Oui, c’est une vision du couple qui est structurée par la famille. Quand on a des enfants, les enjeux ne sont plus les mêmes. Le couple de Françoise et Philippe, c’est un couple qui s’aime, mais qui s’engueule tout le temps. Et à travers eux, je voulais aussi montrer que même si je suis entourée de couples très ouverts d’esprit, je trouve que les femmes de ma génération souffrent d’une charge mentale bien plus élevée que les hommes. 

Chaque film est un travail thérapeutique de réflexion sur moi-même.

Quels sont les auteurs et les ouvrages qui ont nourri votre réflexion ? 

Tous ceux cités dans le film : Platon, Spinoza, Jankélévitch… Et par contre, il y a quelque chose qui est arrivé un peu par hasard : pendant le montage du film, j’ai lu À propos d’amour de bell hooks, qui a bouleversé ma réflexion. Et c’est pour ça que j’ai ajouté une voix-off de Sophia qui parle de bell hooks au montage, à la dernière minute. Je trouvais cela intéressant de finir par cette parole-là, sur le rapport à l’amour qui n’était pas quelque chose qu’on subissait. Je trouvais que finalement les réflexions philosophiques des hommes évoquent toujours l’idée qu’il y a une fatalité dans l’amour. C’est ce que dit Jankélévitch, qu’on subit l’amour, que ça nous arrive comme ça et qu’on ne peut pas faire autrement. Et bell hooks dit qu’on oublie qu’aimer c’est un verbe actif et que donc on peut choisir d’aimer. C’est comme n’importe quel sentiment, on peut le dompter.

[Données de délimitation des éléments]
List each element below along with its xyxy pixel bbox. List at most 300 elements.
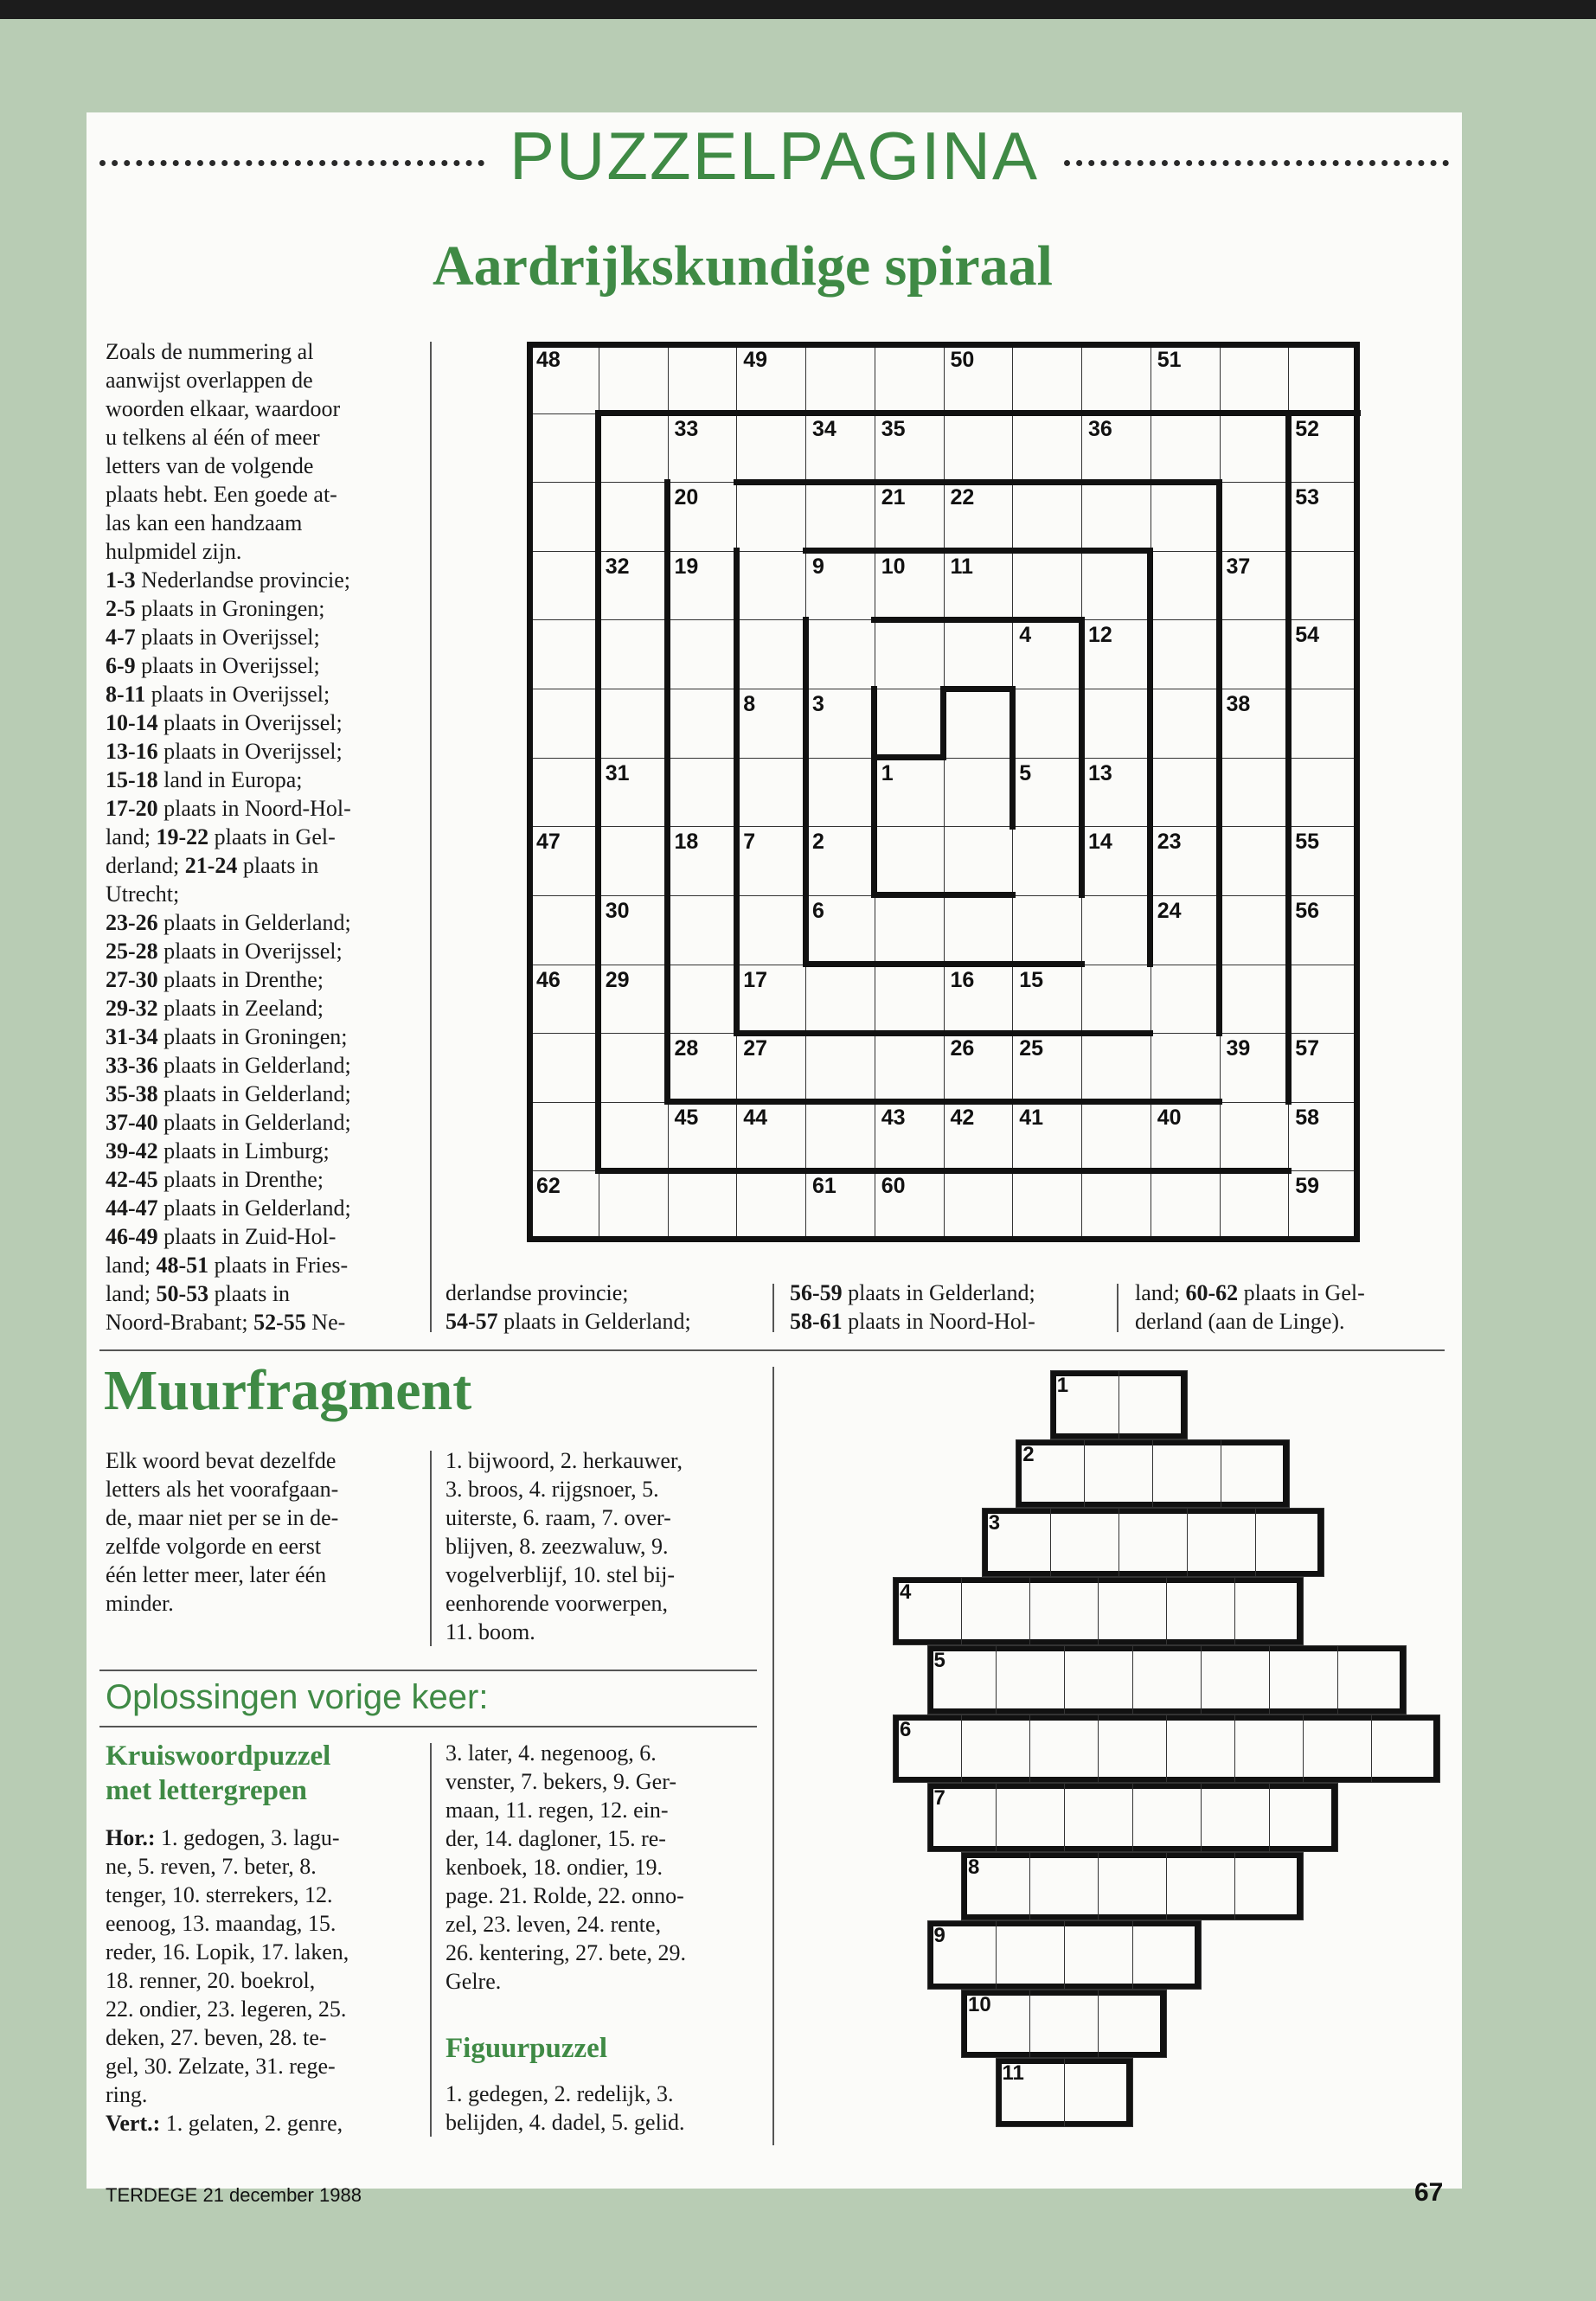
wall-cell: [1098, 1852, 1167, 1921]
grid-cell: 20: [668, 482, 738, 552]
clue-number: 39-42: [106, 1138, 158, 1163]
clue-number: 4-7: [106, 625, 136, 650]
wall-cell: 9: [927, 1920, 997, 1990]
grid-cell: 35: [875, 413, 945, 484]
clue-number: 13-16: [106, 739, 158, 764]
grid-cell: 44: [736, 1102, 806, 1172]
wall-cell: [1166, 1715, 1235, 1784]
muur-clue-line: 1. bijwoord, 2. herkauwer,: [445, 1448, 683, 1473]
clue-line: [106, 851, 426, 880]
wall-cell: [1201, 1783, 1270, 1852]
solutions-rule: [99, 1726, 757, 1727]
clue-text: Utrecht;: [106, 881, 180, 907]
wall-cell: [1084, 1439, 1153, 1509]
muur-intro-line: minder.: [106, 1591, 174, 1616]
clue-line: [106, 651, 426, 680]
clue-text: Ne-: [305, 1310, 346, 1335]
hor-label: Hor.:: [106, 1825, 156, 1850]
wall-cell: [1166, 1577, 1235, 1646]
grid-cell: 52: [1288, 413, 1358, 484]
clue-line: [106, 737, 426, 766]
wall-cell: [1221, 1439, 1290, 1509]
clue-line: [106, 965, 426, 994]
grid-cell: 29: [599, 965, 669, 1035]
solution-line: 3. later, 4. negenoog, 6.: [445, 1740, 657, 1766]
spiral-title: Aardrijkskundige spiraal: [433, 234, 1053, 298]
clue-text: land in Europa;: [157, 767, 303, 792]
wall-cell: [1371, 1715, 1440, 1784]
grid-cell: 57: [1288, 1033, 1358, 1103]
clue-line: [1135, 1279, 1455, 1307]
spiral-wall: [595, 1168, 1292, 1174]
grid-cell: 50: [944, 344, 1014, 414]
spiral-wall: [940, 686, 946, 761]
clue-text: plaats in Overijssel;: [135, 653, 320, 678]
wall-cell: [1029, 1577, 1099, 1646]
clue-text: aanwijst overlappen de: [106, 368, 313, 393]
clue-text: plaats in Overijssel;: [145, 682, 330, 707]
solutions-title: Oplossingen vorige keer:: [106, 1678, 489, 1716]
grid-cell: 1: [875, 758, 945, 828]
clue-number: 44-47: [106, 1195, 158, 1221]
page-title: PUZZELPAGINA: [509, 118, 1039, 194]
clue-line: derlandse provincie;: [445, 1280, 629, 1305]
muur-intro-line: letters als het voorafgaan-: [106, 1477, 339, 1502]
grid-cell: 26: [944, 1033, 1014, 1103]
clue-text: land;: [1135, 1280, 1186, 1305]
grid-cell: 28: [668, 1033, 738, 1103]
clue-line: [106, 1308, 426, 1336]
wall-row: [982, 1508, 1324, 1577]
grid-cell: 55: [1288, 826, 1358, 896]
wall-cell: [1234, 1715, 1304, 1784]
grid-cell: 21: [875, 482, 945, 552]
clue-line: [106, 423, 426, 452]
solution-line: [106, 1852, 426, 1881]
clue-text: u telkens al één of meer: [106, 425, 320, 450]
clue-text: plaats in Gelderland;: [157, 910, 351, 935]
grid-cell: 31: [599, 758, 669, 828]
grid-cell: 34: [805, 413, 875, 484]
grid-cell: 60: [875, 1170, 945, 1240]
column-divider: [772, 1367, 774, 2145]
wall-row: [1050, 1370, 1187, 1439]
clue-line: [106, 566, 426, 594]
spiral-wall: [734, 479, 1222, 485]
muur-intro-line: Elk woord bevat dezelfde: [106, 1448, 337, 1473]
solution-text: ne, 5. reven, 7. beter, 8.: [106, 1854, 317, 1879]
clue-text: plaats in Gelderland;: [842, 1280, 1035, 1305]
clue-text: plaats in Fries-: [208, 1253, 349, 1278]
grid-cell: 56: [1288, 895, 1358, 965]
clue-text: plaats in Zeeland;: [157, 996, 324, 1021]
wall-cell: [961, 1715, 1030, 1784]
clue-line: [106, 708, 426, 737]
kruiswoord-title-line: Kruiswoordpuzzel: [106, 1740, 331, 1772]
dotted-rule-left: [99, 160, 484, 166]
solution-line: [106, 1823, 426, 1852]
clue-number: 42-45: [106, 1167, 158, 1192]
clue-line: [106, 680, 426, 708]
clue-text: hulpmidel zijn.: [106, 539, 242, 564]
grid-cell: 22: [944, 482, 1014, 552]
wall-cell: [1187, 1508, 1256, 1577]
clue-number: 46-49: [106, 1224, 158, 1249]
grid-cell: 6: [805, 895, 875, 965]
solution-line: zel, 23. leven, 24. rente,: [445, 1912, 662, 1937]
spiral-wall: [1079, 617, 1085, 898]
wall-cell: 6: [893, 1715, 962, 1784]
scan-top-edge: [0, 0, 1596, 19]
clue-text: plaats hebt. Een goede at-: [106, 482, 337, 507]
solution-text: deken, 27. beven, 28. te-: [106, 2025, 327, 2050]
clue-text: plaats in Gel-: [1238, 1280, 1365, 1305]
solution-text: 22. ondier, 23. legeren, 25.: [106, 1997, 347, 2022]
wall-cell: [996, 1920, 1065, 1990]
page-header: [99, 117, 1449, 195]
solution-line: kenboek, 18. ondier, 19.: [445, 1855, 663, 1880]
clue-number: 56-59: [790, 1280, 843, 1305]
grid-cell: 38: [1220, 689, 1290, 759]
grid-cell: 53: [1288, 482, 1358, 552]
wall-cell: 4: [893, 1577, 962, 1646]
clue-number: 27-30: [106, 967, 158, 992]
solution-line: Gelre.: [445, 1969, 502, 1994]
clue-number: 21-24: [184, 853, 238, 878]
spiral-wall: [1010, 686, 1016, 830]
wall-cell: [1234, 1852, 1304, 1921]
wall-cell: [1152, 1439, 1221, 1509]
clue-text: plaats in Gel-: [208, 824, 336, 849]
spiral-wall: [664, 479, 670, 1106]
kruiswoord-title-line: met lettergrepen: [106, 1775, 308, 1806]
wall-cell: [1064, 1783, 1133, 1852]
grid-cell: 8: [736, 689, 806, 759]
muur-clue-line: 3. broos, 4. rijgsnoer, 5.: [445, 1477, 659, 1502]
clue-text: plaats in Gelderland;: [157, 1081, 351, 1106]
clue-number: 58-61: [790, 1309, 843, 1334]
solution-line: 1. gedegen, 2. redelijk, 3.: [445, 2081, 674, 2106]
clue-number: 60-62: [1185, 1280, 1239, 1305]
spiral-wall: [1147, 548, 1153, 967]
grid-cell: 32: [599, 551, 669, 621]
solutions-rule: [99, 1670, 757, 1671]
clue-number: 8-11: [106, 682, 146, 707]
clue-line: [106, 1080, 426, 1108]
spiral-clues: [106, 337, 426, 1336]
wall-cell: [1132, 1920, 1202, 1990]
clue-line: [106, 880, 426, 908]
clue-text: land;: [106, 1253, 157, 1278]
clue-text: plaats in: [208, 1281, 291, 1306]
grid-cell: 49: [736, 344, 806, 414]
muur-title: Muurfragment: [104, 1359, 472, 1422]
grid-cell: 24: [1151, 895, 1221, 965]
clue-text: las kan een handzaam: [106, 510, 303, 535]
clue-text: plaats in Noord-Hol-: [157, 796, 351, 821]
clue-text: letters van de volgende: [106, 453, 314, 478]
clue-number: 15-18: [106, 767, 158, 792]
muur-intro-line: één letter meer, later één: [106, 1562, 327, 1587]
solution-line: der, 14. dagloner, 15. re-: [445, 1826, 666, 1851]
clue-number: 25-28: [106, 939, 158, 964]
wall-cell: [1303, 1715, 1372, 1784]
clue-text: Nederlandse provincie;: [135, 567, 351, 593]
grid-cell: 7: [736, 826, 806, 896]
solution-line: maan, 11. regen, 12. ein-: [445, 1798, 669, 1823]
solution-text: 18. renner, 20. boekrol,: [106, 1968, 316, 1993]
clue-line: [106, 1222, 426, 1251]
solution-line: [106, 1966, 426, 1995]
wall-cell: [1064, 2058, 1133, 2127]
column-divider: [430, 342, 432, 1332]
clue-text: woorden elkaar, waardoor: [106, 396, 341, 421]
clue-line: [106, 937, 426, 965]
spiral-wall: [734, 548, 740, 1035]
grid-cell: 18: [668, 826, 738, 896]
grid-cell: 36: [1081, 413, 1151, 484]
wall-cell: [996, 1645, 1065, 1715]
clue-number: 29-32: [106, 996, 158, 1021]
figuurpuzzel-solution: [445, 2080, 766, 2137]
grid-cell: 10: [875, 551, 945, 621]
spiral-wall: [871, 892, 1016, 898]
clue-text: land;: [106, 1281, 157, 1306]
clue-line: [106, 366, 426, 394]
clue-text: plaats in Drenthe;: [157, 967, 324, 992]
clue-number: 52-55: [253, 1310, 306, 1335]
wall-cell: [1064, 1920, 1133, 1990]
clue-line: [106, 1165, 426, 1194]
spiral-wall: [940, 686, 1016, 692]
grid-cell: 45: [668, 1102, 738, 1172]
clue-line: [106, 908, 426, 937]
grid-cell: 61: [805, 1170, 875, 1240]
clue-number: 10-14: [106, 710, 158, 735]
solution-line: [106, 2052, 426, 2080]
wall-row: [1016, 1439, 1289, 1509]
wall-cell: [1050, 1508, 1119, 1577]
wall-cell: [1118, 1508, 1188, 1577]
grid-cell: 9: [805, 551, 875, 621]
clue-text: plaats in Overijssel;: [157, 710, 343, 735]
wall-cell: [996, 1783, 1065, 1852]
grid-cell: 30: [599, 895, 669, 965]
wall-cell: 8: [961, 1852, 1030, 1921]
spiral-wall: [871, 686, 877, 899]
clue-number: 19-22: [156, 824, 209, 849]
spiral-wall: [664, 1099, 1222, 1105]
grid-cell: 62: [529, 1170, 599, 1240]
wall-cell: [1269, 1783, 1338, 1852]
wall-cell: 11: [996, 2058, 1065, 2127]
solution-line: belijden, 4. dadel, 5. gelid.: [445, 2110, 685, 2135]
clue-line: [106, 1279, 426, 1308]
clue-line: [106, 394, 426, 423]
spiral-wall: [1285, 410, 1292, 1105]
clue-number: 33-36: [106, 1053, 158, 1078]
grid-cell: 43: [875, 1102, 945, 1172]
grid-cell: 11: [944, 551, 1014, 621]
grid-cell: 47: [529, 826, 599, 896]
spiral-grid: [529, 344, 1357, 1240]
clue-number: 23-26: [106, 910, 158, 935]
wall-row: [961, 1990, 1166, 2059]
clue-line: [106, 509, 426, 537]
solution-text: tenger, 10. sterrekers, 12.: [106, 1882, 333, 1907]
clue-text: plaats in Groningen;: [157, 1024, 348, 1049]
clue-text: plaats in Gelderland;: [157, 1110, 351, 1135]
clue-line: [445, 1307, 774, 1336]
grid-cell: 59: [1288, 1170, 1358, 1240]
wall-cell: 7: [927, 1783, 997, 1852]
grid-cell: 15: [1012, 965, 1082, 1035]
wall-cell: [1201, 1645, 1270, 1715]
clue-text: plaats in Groningen;: [135, 596, 325, 621]
column-divider: [430, 1743, 432, 2137]
wall-row: [996, 2058, 1132, 2127]
wall-row: [927, 1645, 1406, 1715]
wall-cell: [1255, 1508, 1324, 1577]
wall-cell: [961, 1577, 1030, 1646]
clue-line: [106, 1194, 426, 1222]
clue-line: [106, 480, 426, 509]
wall-cell: [1166, 1852, 1235, 1921]
grid-cell: 37: [1220, 551, 1290, 621]
solution-line: [106, 1938, 426, 1966]
clue-line: [106, 994, 426, 1022]
solutions-vert: [106, 2109, 426, 2138]
clue-number: 54-57: [445, 1309, 498, 1334]
grid-cell: 27: [736, 1033, 806, 1103]
wall-cell: [1118, 1370, 1188, 1439]
clue-line: [106, 623, 426, 651]
wall-row: [961, 1852, 1303, 1921]
muur-grid: [891, 1368, 1393, 2138]
solution-text: reder, 16. Lopik, 17. laken,: [106, 1939, 349, 1965]
grid-cell: 23: [1151, 826, 1221, 896]
clue-number: 37-40: [106, 1110, 158, 1135]
section-rule: [99, 1349, 1445, 1351]
solution-text: gel, 30. Zelzate, 31. rege-: [106, 2054, 336, 2079]
grid-cell: 46: [529, 965, 599, 1035]
clue-text: plaats in Limburg;: [157, 1138, 330, 1163]
clue-line: derland (aan de Linge).: [1135, 1309, 1345, 1334]
figuurpuzzel-title: Figuurpuzzel: [445, 2033, 607, 2064]
clue-number: 50-53: [156, 1281, 209, 1306]
muur-intro: [106, 1446, 426, 1618]
grid-cell: 40: [1151, 1102, 1221, 1172]
wall-cell: [1029, 1990, 1099, 2059]
muur-clue-line: 11. boom.: [445, 1619, 535, 1644]
spiral-wall: [871, 617, 1084, 623]
clue-number: 48-51: [156, 1253, 209, 1278]
clue-line: [106, 1251, 426, 1279]
spiral-wall: [1216, 479, 1222, 1036]
solution-text: 1. gedogen, 3. lagu-: [155, 1825, 340, 1850]
wall-cell: [1337, 1645, 1407, 1715]
grid-cell: 51: [1151, 344, 1221, 414]
clue-line: [106, 594, 426, 623]
muur-clue-line: uiterste, 6. raam, 7. over-: [445, 1505, 671, 1530]
column-divider: [430, 1451, 432, 1646]
page-number: 67: [1414, 2178, 1444, 2207]
solution-line: 26. kentering, 27. bete, 29.: [445, 1940, 686, 1965]
clue-text: plaats in Gelderland;: [157, 1053, 351, 1078]
muur-intro-line: de, maar niet per se in de-: [106, 1505, 339, 1530]
solution-line: [106, 2023, 426, 2052]
spiral-wall: [803, 617, 809, 967]
column-divider: [772, 1284, 774, 1332]
grid-outer-border: [527, 342, 1360, 1242]
wall-cell: [1132, 1783, 1202, 1852]
solutions-vert-cont: [445, 1739, 766, 1996]
clue-number: 2-5: [106, 596, 136, 621]
grid-cell: 54: [1288, 619, 1358, 689]
clue-text: plaats in Overijssel;: [135, 625, 320, 650]
grid-cell: 14: [1081, 826, 1151, 896]
clue-number: 35-38: [106, 1081, 158, 1106]
wall-cell: [1269, 1645, 1338, 1715]
clue-text: plaats in Overijssel;: [157, 739, 343, 764]
clue-line: [106, 1108, 426, 1137]
wall-cell: 1: [1050, 1370, 1119, 1439]
grid-cell: 5: [1012, 758, 1082, 828]
clue-number: 6-9: [106, 653, 136, 678]
wall-cell: 2: [1016, 1439, 1085, 1509]
grid-cell: 41: [1012, 1102, 1082, 1172]
spiral-wall: [664, 410, 1292, 416]
muur-intro-line: zelfde volgorde en eerst: [106, 1534, 322, 1559]
wall-cell: [1029, 1852, 1099, 1921]
wall-cell: [1132, 1645, 1202, 1715]
clue-text: Noord-Brabant;: [106, 1310, 254, 1335]
wall-cell: [1029, 1715, 1099, 1784]
wall-row: [893, 1715, 1439, 1784]
wall-cell: 3: [982, 1508, 1051, 1577]
clue-text: plaats in Gelderland;: [497, 1309, 691, 1334]
spiral-wall: [871, 754, 946, 760]
solution-line: [106, 2080, 426, 2109]
wall-cell: [1098, 1577, 1167, 1646]
clue-text: derland;: [106, 853, 185, 878]
solution-text: ring.: [106, 2082, 148, 2107]
spiral-clues-col3: [790, 1279, 1118, 1336]
clue-line: [790, 1307, 1118, 1336]
clue-line: [106, 1022, 426, 1051]
spiral-wall: [803, 548, 1154, 554]
clue-text: plaats in Noord-Hol-: [842, 1309, 1035, 1334]
clue-line: [790, 1279, 1118, 1307]
clue-number: 17-20: [106, 796, 158, 821]
vert-label: Vert.:: [106, 2111, 161, 2136]
muur-clues: [445, 1446, 757, 1646]
spiral-wall: [803, 961, 1085, 967]
grid-cell: 19: [668, 551, 738, 621]
vert-text: 1. gelaten, 2. genre,: [160, 2111, 343, 2136]
grid-cell: 58: [1288, 1102, 1358, 1172]
spiral-clues-col2: [445, 1279, 774, 1336]
grid-cell: 13: [1081, 758, 1151, 828]
column-divider: [1117, 1284, 1118, 1332]
spiral-wall: [734, 1030, 1154, 1036]
wall-cell: [1064, 1645, 1133, 1715]
clue-line: [106, 1051, 426, 1080]
wall-cell: [1234, 1577, 1304, 1646]
clue-line: [106, 1137, 426, 1165]
clue-text: plaats in Gelderland;: [157, 1195, 351, 1221]
grid-cell: 16: [944, 965, 1014, 1035]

**Consigne écrite 1:**
Dans l'entretien sur l'amour, quel ouvrage la personne interrogée a-t-elle lu pendant le montage du film ?
**Consigne écrite 2:**
Prolongez l'entretien sur l'amour au-delà de sa dernière phrase.

**Réponse 1:**
À propos d'amour de bell hooks.

**Réponse 2:**
Le film propose une vision de l’amour qui est très belle, sans être naïve. Est-ce que ça reflète tout le travail que vous avez fait sur votre propre vision de l’amour et du couple ? 

Chaque film est un travail thérapeutique de réflexion sur moi-même. Donc oui, ça m’a aidée, j’ai fait ce film-là dans une démarche de me comprendre moi-même.

Selon-vous, le couple est-il un terrain d’inspiration infini en matière de fiction ?  

En tout cas ça m’intéresse, ça c’est sûr. (rires)

Effectivement, je pense que c’est infini car l’amour c’est la chose la plus intime et la plus universelle. Quand on rencontre quelqu’un, l’amour est unique et en même temps c’est un sentiment tellement banal, parce que tellement vécu. C’est ça qui est très charmant dans l’idée d’explorer l’amour dans l’écriture, c’est infini ce qu’on peut imaginer de l’amour.

Simple comme Sylvain

Au-delà du genre de la comédie romantique, vos films sont souvent hybrides. Avec BabySitter, vous avez proposé une œuvre inclassable, avec des éléments qui rappellent le film fantastique, voire horrifique. Êtes-vous attirée par ces genres et souhaiteriez-vous les explorer dans le futur ? 

C’est vrai qu’avec Babysitter, j’ai beaucoup aimé l’expérience de l’horreur. Je ne sais pas quand ni comment, mais ce n’est pas exclu que je fasse un film d’horreur. 

J’aime les films d’horreur, mais ça me fait très peur. Par exemple, j’ai vu Ça, il y a quelques temps dans l’avion, en plus Xavier (Dolan) a un petit rôle dedans donc ça me faisait rire, mais après ça j’ai eu peur pendant une semaine chez moi. J’aime surtout les films d’horreur psychologique, mais ce qui me fait le plus peur ce sont les films de fantômes comme The Ring ou Le projet Blair Witch

Pouvez-vous nous parler de vos prochains projets ? 

J’aimerais bien, mais je suis vraiment à l’orée de l’écriture. J’ai quelques pistes mais je ne sais pas encore ce que je vais faire exactement. Pour le moment, j’essaie de développer le silence, qui est intéressant pour une artiste, surtout quand elle aime parler autant, dans la vie comme dans les films. (rires)

Justement, d’où vous vient cet intérêt pour la conversation et les personnages volubiles ? 

De ma famille. Chez nous, à table, on parlait beaucoup, on débattait. Et puis comme dit le personnage de la mère de Sophia, avoir un langage développé, c’est avoir une pensée claire.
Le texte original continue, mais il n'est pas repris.